## To do
Set the data down again, exactly as it reads, but without the pictures.

(Dataset excerpt)

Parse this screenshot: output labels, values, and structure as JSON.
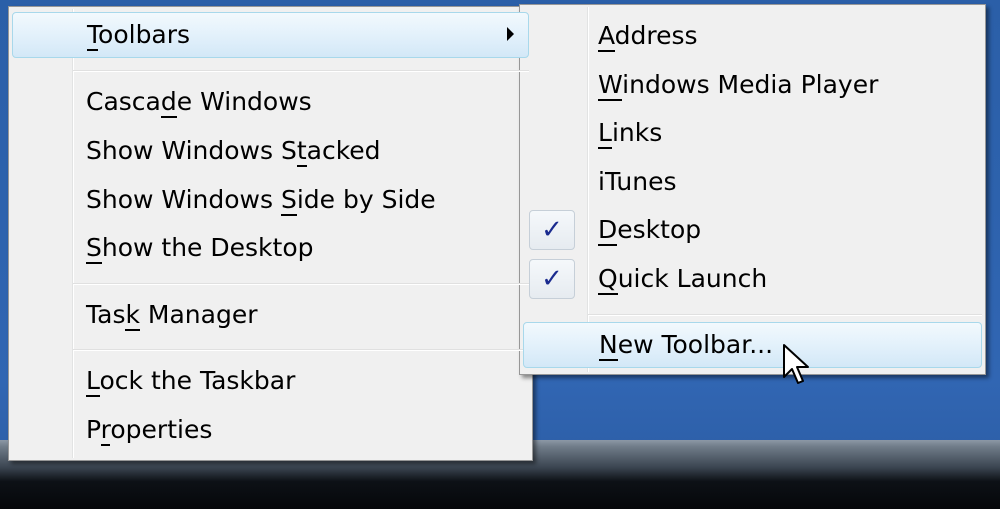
{
  "context_menu": {
    "items": [
      {
        "pre": "",
        "key": "T",
        "post": "oolbars"
      },
      {
        "pre": "Casca",
        "key": "d",
        "post": "e Windows"
      },
      {
        "pre": "Show Windows S",
        "key": "t",
        "post": "acked"
      },
      {
        "pre": "Show Windows ",
        "key": "S",
        "post": "ide by Side"
      },
      {
        "pre": "",
        "key": "S",
        "post": "how the Desktop"
      },
      {
        "pre": "Tas",
        "key": "k",
        "post": " Manager"
      },
      {
        "pre": "",
        "key": "L",
        "post": "ock the Taskbar"
      },
      {
        "pre": "P",
        "key": "r",
        "post": "operties"
      }
    ]
  },
  "toolbars_submenu": {
    "items": [
      {
        "pre": "",
        "key": "A",
        "post": "ddress",
        "checked": false
      },
      {
        "pre": "",
        "key": "W",
        "post": "indows Media Player",
        "checked": false
      },
      {
        "pre": "",
        "key": "L",
        "post": "inks",
        "checked": false
      },
      {
        "pre": "",
        "key": "",
        "post": "iTunes",
        "checked": false
      },
      {
        "pre": "",
        "key": "D",
        "post": "esktop",
        "checked": true
      },
      {
        "pre": "",
        "key": "Q",
        "post": "uick Launch",
        "checked": true
      },
      {
        "pre": "",
        "key": "N",
        "post": "ew Toolbar...",
        "checked": false
      }
    ],
    "check_glyph": "✓"
  },
  "icons": {
    "submenu_arrow": "chevron-right-icon",
    "check": "checkmark-icon",
    "cursor": "mouse-pointer-icon"
  },
  "colors": {
    "menu_background": "#f0f0f0",
    "menu_border": "#979797",
    "hover_border": "#a8d8eb",
    "hover_fill": "#e3f1fb",
    "check_color": "#1b2b8f",
    "desktop_blue": "#2d62ad"
  }
}
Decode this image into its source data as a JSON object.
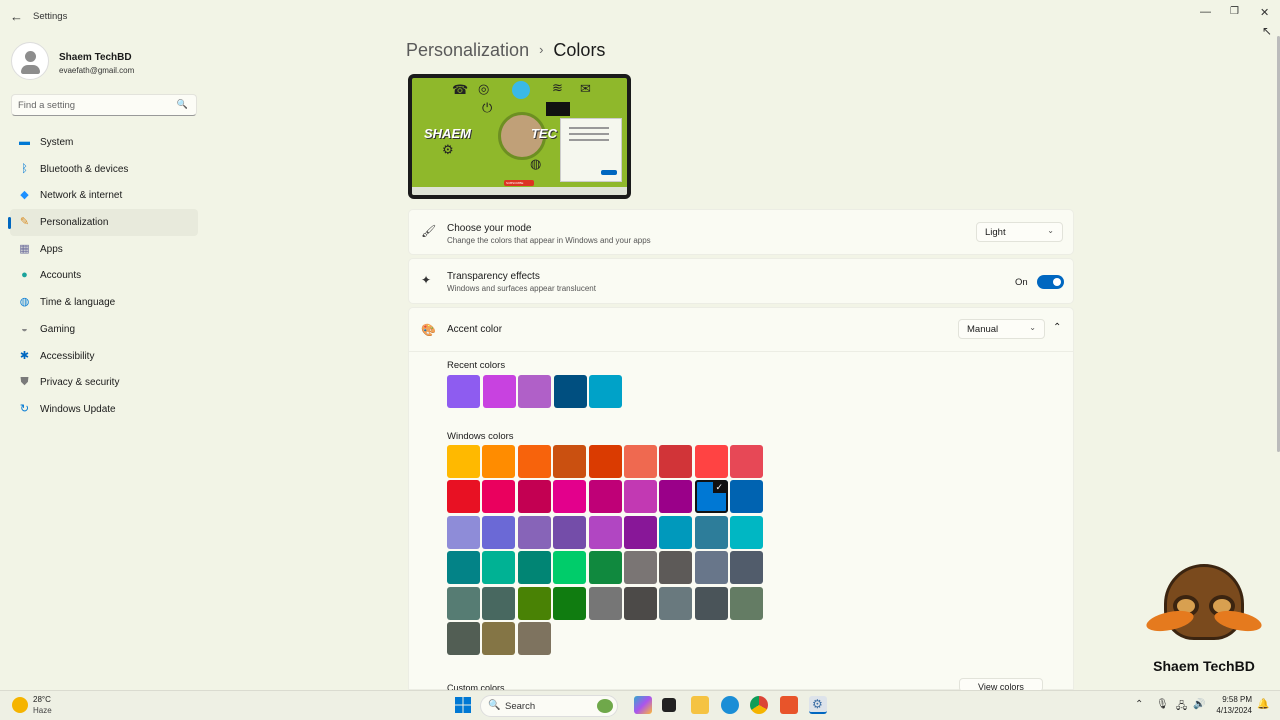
{
  "window": {
    "title": "Settings",
    "back_icon": "back-arrow-icon",
    "controls": [
      "minimize-icon",
      "restore-icon",
      "close-icon"
    ]
  },
  "profile": {
    "name": "Shaem TechBD",
    "email": "evaefath@gmail.com"
  },
  "search": {
    "placeholder": "Find a setting"
  },
  "nav": {
    "items": [
      {
        "label": "System",
        "icon": "monitor-icon",
        "color": "#0078d4"
      },
      {
        "label": "Bluetooth & devices",
        "icon": "bluetooth-icon",
        "color": "#0078d4"
      },
      {
        "label": "Network & internet",
        "icon": "wifi-icon",
        "color": "#1e90ff"
      },
      {
        "label": "Personalization",
        "icon": "brush-icon",
        "color": "#d88a1e"
      },
      {
        "label": "Apps",
        "icon": "apps-icon",
        "color": "#6a6a9a"
      },
      {
        "label": "Accounts",
        "icon": "account-icon",
        "color": "#1ba39c"
      },
      {
        "label": "Time & language",
        "icon": "globe-clock-icon",
        "color": "#0078d4"
      },
      {
        "label": "Gaming",
        "icon": "gamepad-icon",
        "color": "#888888"
      },
      {
        "label": "Accessibility",
        "icon": "accessibility-icon",
        "color": "#0067c0"
      },
      {
        "label": "Privacy & security",
        "icon": "shield-icon",
        "color": "#7a7a7a"
      },
      {
        "label": "Windows Update",
        "icon": "update-icon",
        "color": "#0078d4"
      }
    ],
    "active": "Personalization"
  },
  "breadcrumb": {
    "parent": "Personalization",
    "separator": "›",
    "current": "Colors"
  },
  "preview": {
    "brand_text": "SHAEM",
    "brand_text2": "TEC",
    "subscribe": "SUBSCRIBE"
  },
  "mode": {
    "title": "Choose your mode",
    "subtitle": "Change the colors that appear in Windows and your apps",
    "value": "Light"
  },
  "transparency": {
    "title": "Transparency effects",
    "subtitle": "Windows and surfaces appear translucent",
    "state_label": "On",
    "on": true
  },
  "accent": {
    "title": "Accent color",
    "value": "Manual",
    "expanded": true
  },
  "recent_colors": {
    "label": "Recent colors",
    "colors": [
      "#8e5cf0",
      "#c842e0",
      "#b060c8",
      "#004f80",
      "#00a2c8"
    ]
  },
  "windows_colors": {
    "label": "Windows colors",
    "selected": "#0063b1",
    "rows": [
      [
        "#ffb900",
        "#ff8c00",
        "#f7630c",
        "#ca5010",
        "#da3b01",
        "#ef6950",
        "#d13438",
        "#ff4343",
        "#e74856"
      ],
      [
        "#e81123",
        "#ea005e",
        "#c30052",
        "#e3008c",
        "#bf0077",
        "#c239b3",
        "#9a0089",
        "#0063b1",
        "#0063b1"
      ],
      [
        "#8e8cd8",
        "#6b69d6",
        "#8764b8",
        "#744da9",
        "#b146c2",
        "#881798",
        "#0099bc",
        "#2d7d9a",
        "#00b7c3"
      ],
      [
        "#038387",
        "#00b294",
        "#018574",
        "#00cc6a",
        "#10893e",
        "#7a7574",
        "#5d5a58",
        "#68768a",
        "#515c6b"
      ],
      [
        "#567c73",
        "#486860",
        "#498205",
        "#107c10",
        "#767676",
        "#4c4a48",
        "#69797e",
        "#4a5459",
        "#647c64"
      ],
      [
        "#525e54",
        "#847545",
        "#7e735f"
      ]
    ]
  },
  "custom_colors": {
    "label": "Custom colors",
    "button": "View colors"
  },
  "taskbar": {
    "weather_temp": "28°C",
    "weather_desc": "Haze",
    "search_label": "Search",
    "time": "9:58 PM",
    "date": "4/13/2024"
  },
  "watermark": {
    "text": "Shaem TechBD"
  }
}
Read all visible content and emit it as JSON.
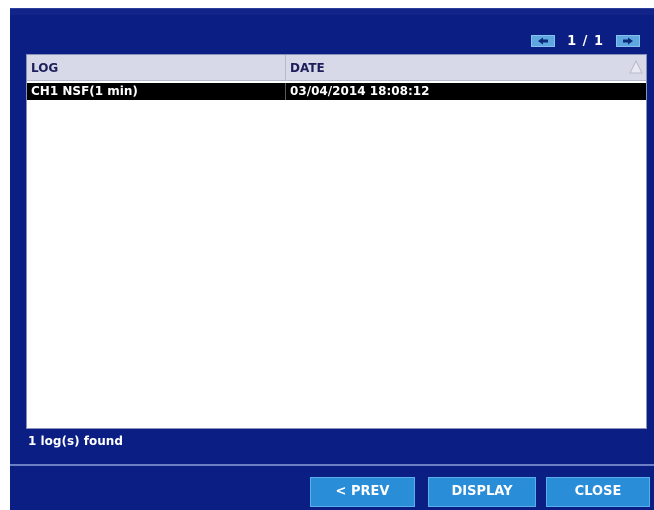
{
  "pager": {
    "page_indicator": "1 / 1",
    "prev_icon": "arrow-left-icon",
    "next_icon": "arrow-right-icon"
  },
  "list": {
    "columns": [
      "LOG",
      "DATE"
    ],
    "sort_icon": "sort-arrow-icon",
    "rows": [
      {
        "log": "CH1 NSF(1 min)",
        "date": "03/04/2014 18:08:12",
        "selected": true
      }
    ]
  },
  "status": {
    "text": "1 log(s) found"
  },
  "buttons": {
    "prev": "< PREV",
    "display": "DISPLAY",
    "close": "CLOSE"
  },
  "colors": {
    "background": "#0b1e84",
    "panel": "#ffffff",
    "header": "#d7d8e8",
    "selected_row": "#000000",
    "button": "#2a8dd8",
    "pager_button": "#5ea7e0"
  }
}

## Full output
Parse this screenshot: output labels, values, and structure as JSON.
{
  "context_menu": {
    "items": [
      {
        "pre": "",
        "key": "T",
        "post": "oolbars"
      },
      {
        "pre": "Casca",
        "key": "d",
        "post": "e Windows"
      },
      {
        "pre": "Show Windows S",
        "key": "t",
        "post": "acked"
      },
      {
        "pre": "Show Windows ",
        "key": "S",
        "post": "ide by Side"
      },
      {
        "pre": "",
        "key": "S",
        "post": "how the Desktop"
      },
      {
        "pre": "Tas",
        "key": "k",
        "post": " Manager"
      },
      {
        "pre": "",
        "key": "L",
        "post": "ock the Taskbar"
      },
      {
        "pre": "P",
        "key": "r",
        "post": "operties"
      }
    ]
  },
  "toolbars_submenu": {
    "items": [
      {
        "pre": "",
        "key": "A",
        "post": "ddress",
        "checked": false
      },
      {
        "pre": "",
        "key": "W",
        "post": "indows Media Player",
        "checked": false
      },
      {
        "pre": "",
        "key": "L",
        "post": "inks",
        "checked": false
      },
      {
        "pre": "",
        "key": "",
        "post": "iTunes",
        "checked": false
      },
      {
        "pre": "",
        "key": "D",
        "post": "esktop",
        "checked": true
      },
      {
        "pre": "",
        "key": "Q",
        "post": "uick Launch",
        "checked": true
      },
      {
        "pre": "",
        "key": "N",
        "post": "ew Toolbar...",
        "checked": false
      }
    ],
    "check_glyph": "✓"
  },
  "icons": {
    "submenu_arrow": "chevron-right-icon",
    "check": "checkmark-icon",
    "cursor": "mouse-pointer-icon"
  },
  "colors": {
    "menu_background": "#f0f0f0",
    "menu_border": "#979797",
    "hover_border": "#a8d8eb",
    "hover_fill": "#e3f1fb",
    "check_color": "#1b2b8f",
    "desktop_blue": "#2d62ad"
  }
}
Decode this image into its source data as a JSON object.
{
  "window": {
    "title": "Settings",
    "back_icon": "back-arrow-icon",
    "controls": [
      "minimize-icon",
      "restore-icon",
      "close-icon"
    ]
  },
  "profile": {
    "name": "Shaem TechBD",
    "email": "evaefath@gmail.com"
  },
  "search": {
    "placeholder": "Find a setting"
  },
  "nav": {
    "items": [
      {
        "label": "System",
        "icon": "monitor-icon",
        "color": "#0078d4"
      },
      {
        "label": "Bluetooth & devices",
        "icon": "bluetooth-icon",
        "color": "#0078d4"
      },
      {
        "label": "Network & internet",
        "icon": "wifi-icon",
        "color": "#1e90ff"
      },
      {
        "label": "Personalization",
        "icon": "brush-icon",
        "color": "#d88a1e"
      },
      {
        "label": "Apps",
        "icon": "apps-icon",
        "color": "#6a6a9a"
      },
      {
        "label": "Accounts",
        "icon": "account-icon",
        "color": "#1ba39c"
      },
      {
        "label": "Time & language",
        "icon": "globe-clock-icon",
        "color": "#0078d4"
      },
      {
        "label": "Gaming",
        "icon": "gamepad-icon",
        "color": "#888888"
      },
      {
        "label": "Accessibility",
        "icon": "accessibility-icon",
        "color": "#0067c0"
      },
      {
        "label": "Privacy & security",
        "icon": "shield-icon",
        "color": "#7a7a7a"
      },
      {
        "label": "Windows Update",
        "icon": "update-icon",
        "color": "#0078d4"
      }
    ],
    "active": "Personalization"
  },
  "breadcrumb": {
    "parent": "Personalization",
    "separator": "›",
    "current": "Colors"
  },
  "preview": {
    "brand_text": "SHAEM",
    "brand_text2": "TEC",
    "subscribe": "SUBSCRIBE"
  },
  "mode": {
    "title": "Choose your mode",
    "subtitle": "Change the colors that appear in Windows and your apps",
    "value": "Light"
  },
  "transparency": {
    "title": "Transparency effects",
    "subtitle": "Windows and surfaces appear translucent",
    "state_label": "On",
    "on": true
  },
  "accent": {
    "title": "Accent color",
    "value": "Manual",
    "expanded": true
  },
  "recent_colors": {
    "label": "Recent colors",
    "colors": [
      "#8e5cf0",
      "#c842e0",
      "#b060c8",
      "#004f80",
      "#00a2c8"
    ]
  },
  "windows_colors": {
    "label": "Windows colors",
    "selected": "#0063b1",
    "rows": [
      [
        "#ffb900",
        "#ff8c00",
        "#f7630c",
        "#ca5010",
        "#da3b01",
        "#ef6950",
        "#d13438",
        "#ff4343",
        "#e74856"
      ],
      [
        "#e81123",
        "#ea005e",
        "#c30052",
        "#e3008c",
        "#bf0077",
        "#c239b3",
        "#9a0089",
        "#0063b1",
        "#0063b1"
      ],
      [
        "#8e8cd8",
        "#6b69d6",
        "#8764b8",
        "#744da9",
        "#b146c2",
        "#881798",
        "#0099bc",
        "#2d7d9a",
        "#00b7c3"
      ],
      [
        "#038387",
        "#00b294",
        "#018574",
        "#00cc6a",
        "#10893e",
        "#7a7574",
        "#5d5a58",
        "#68768a",
        "#515c6b"
      ],
      [
        "#567c73",
        "#486860",
        "#498205",
        "#107c10",
        "#767676",
        "#4c4a48",
        "#69797e",
        "#4a5459",
        "#647c64"
      ],
      [
        "#525e54",
        "#847545",
        "#7e735f"
      ]
    ]
  },
  "custom_colors": {
    "label": "Custom colors",
    "button": "View colors"
  },
  "taskbar": {
    "weather_temp": "28°C",
    "weather_desc": "Haze",
    "search_label": "Search",
    "time": "9:58 PM",
    "date": "4/13/2024"
  },
  "watermark": {
    "text": "Shaem TechBD"
  }
}
Read all visible content and emit it as JSON.
{
  "pager": {
    "page_indicator": "1 / 1",
    "prev_icon": "arrow-left-icon",
    "next_icon": "arrow-right-icon"
  },
  "list": {
    "columns": [
      "LOG",
      "DATE"
    ],
    "sort_icon": "sort-arrow-icon",
    "rows": [
      {
        "log": "CH1 NSF(1 min)",
        "date": "03/04/2014 18:08:12",
        "selected": true
      }
    ]
  },
  "status": {
    "text": "1 log(s) found"
  },
  "buttons": {
    "prev": "< PREV",
    "display": "DISPLAY",
    "close": "CLOSE"
  },
  "colors": {
    "background": "#0b1e84",
    "panel": "#ffffff",
    "header": "#d7d8e8",
    "selected_row": "#000000",
    "button": "#2a8dd8",
    "pager_button": "#5ea7e0"
  }
}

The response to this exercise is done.